• [STATED TASK]
Across the data below, how many lines hold "JSON"? Answer with that number and nothing else.

• [DATA FOR THE TASK]
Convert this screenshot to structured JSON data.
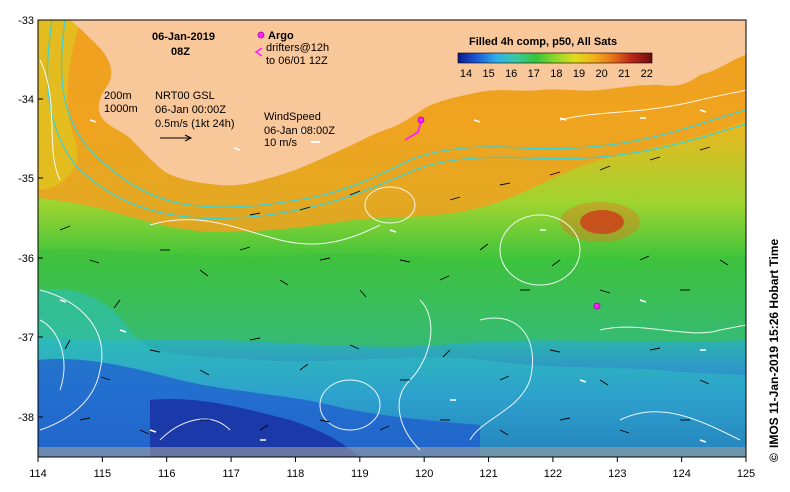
{
  "map": {
    "date": "06-Jan-2019",
    "time": "08Z",
    "argo_label": "Argo",
    "drifters_label": "drifters@12h",
    "drifters_to": "to 06/01 12Z",
    "colorbar": {
      "title": "Filled 4h comp, p50, All Sats",
      "ticks": [
        "14",
        "15",
        "16",
        "17",
        "18",
        "19",
        "20",
        "21",
        "22"
      ],
      "colors": [
        "#0a1a8c",
        "#1f5bd8",
        "#2fb0e8",
        "#3cc8a0",
        "#34c43c",
        "#8fd62a",
        "#e0dc1e",
        "#f2b21a",
        "#e8701a",
        "#b8221a",
        "#6a1010"
      ]
    },
    "depth_labels": [
      "200m",
      "1000m"
    ],
    "current_block": {
      "line1": "NRT00 GSL",
      "line2": "06-Jan 00:00Z",
      "line3": "0.5m/s (1kt 24h)"
    },
    "wind_block": {
      "line1": "WindSpeed",
      "line2": "06-Jan 08:00Z",
      "line3": "10 m/s"
    },
    "y_ticks": [
      "-33",
      "-34",
      "-35",
      "-36",
      "-37",
      "-38"
    ],
    "x_ticks": [
      "114",
      "115",
      "116",
      "117",
      "118",
      "119",
      "120",
      "121",
      "122",
      "123",
      "124",
      "125"
    ],
    "credit": "IMOS 11-Jan-2019 15:26 Hobart Time",
    "copyright": "©",
    "land_color": "#f8c79a"
  }
}
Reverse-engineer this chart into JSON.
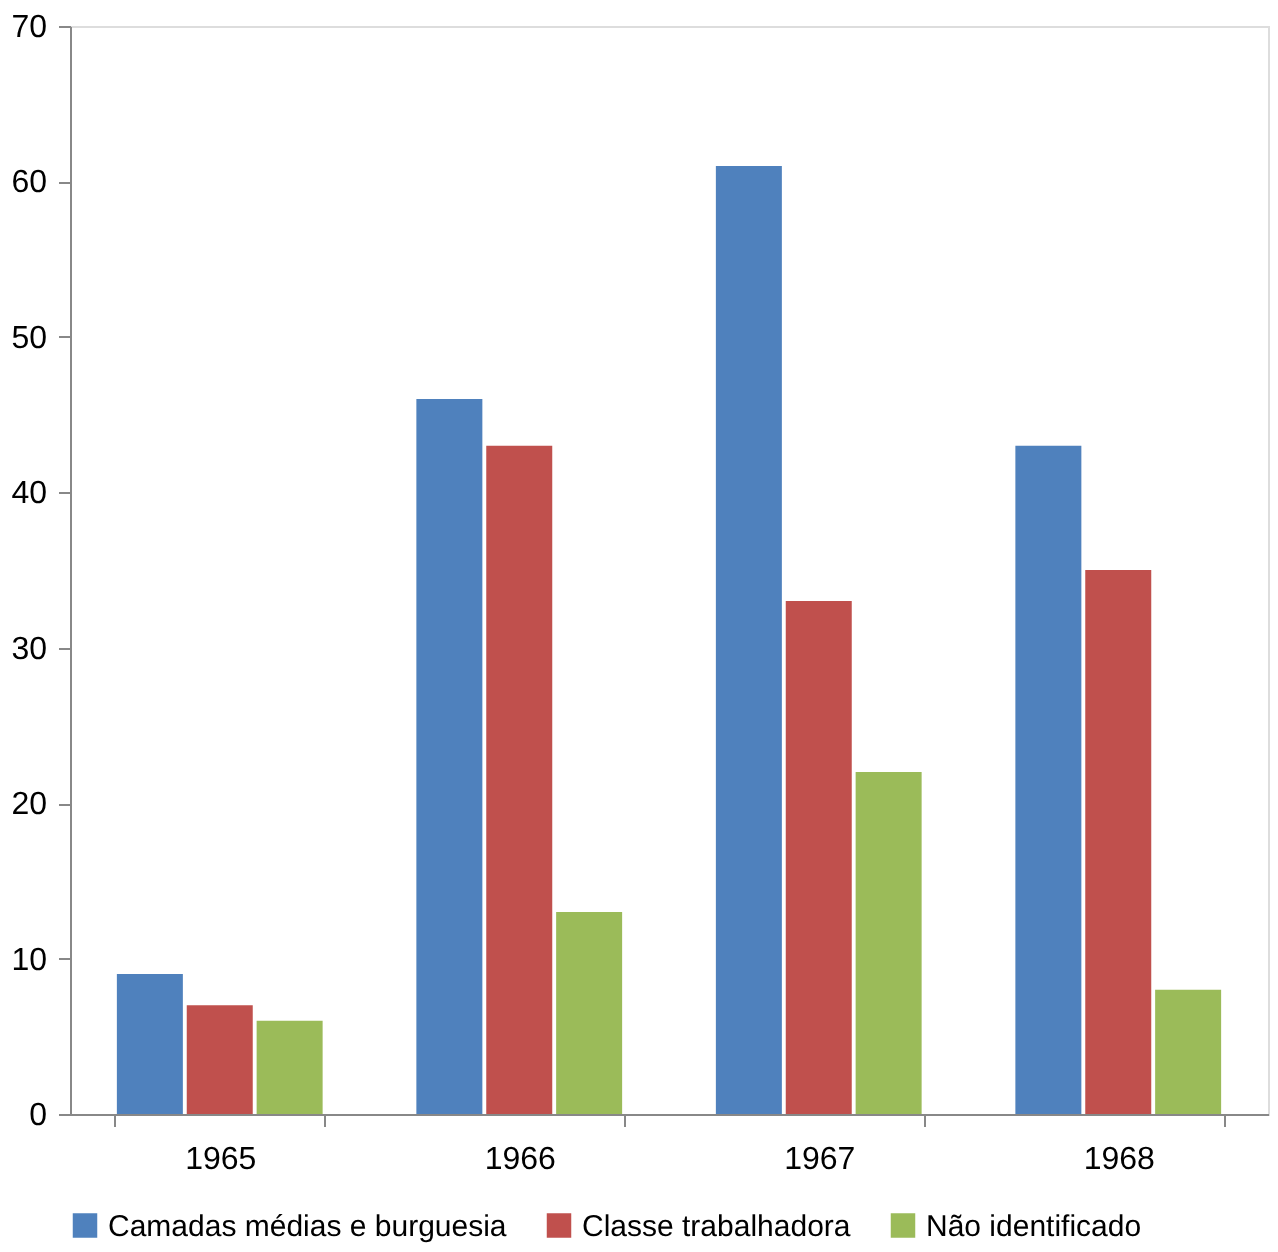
{
  "chart_data": {
    "type": "bar",
    "categories": [
      "1965",
      "1966",
      "1967",
      "1968"
    ],
    "series": [
      {
        "name": "Camadas médias e burguesia",
        "color": "#4f81bd",
        "values": [
          9,
          46,
          61,
          43
        ]
      },
      {
        "name": "Classe trabalhadora",
        "color": "#c0504d",
        "values": [
          7,
          43,
          33,
          35
        ]
      },
      {
        "name": "Não identificado",
        "color": "#9bbb59",
        "values": [
          6,
          13,
          22,
          8
        ]
      }
    ],
    "ylim": [
      0,
      70
    ],
    "yticks": [
      0,
      10,
      20,
      30,
      40,
      50,
      60,
      70
    ],
    "grid": false,
    "legend": "bottom"
  }
}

• [REPLY TO THE TASK]
2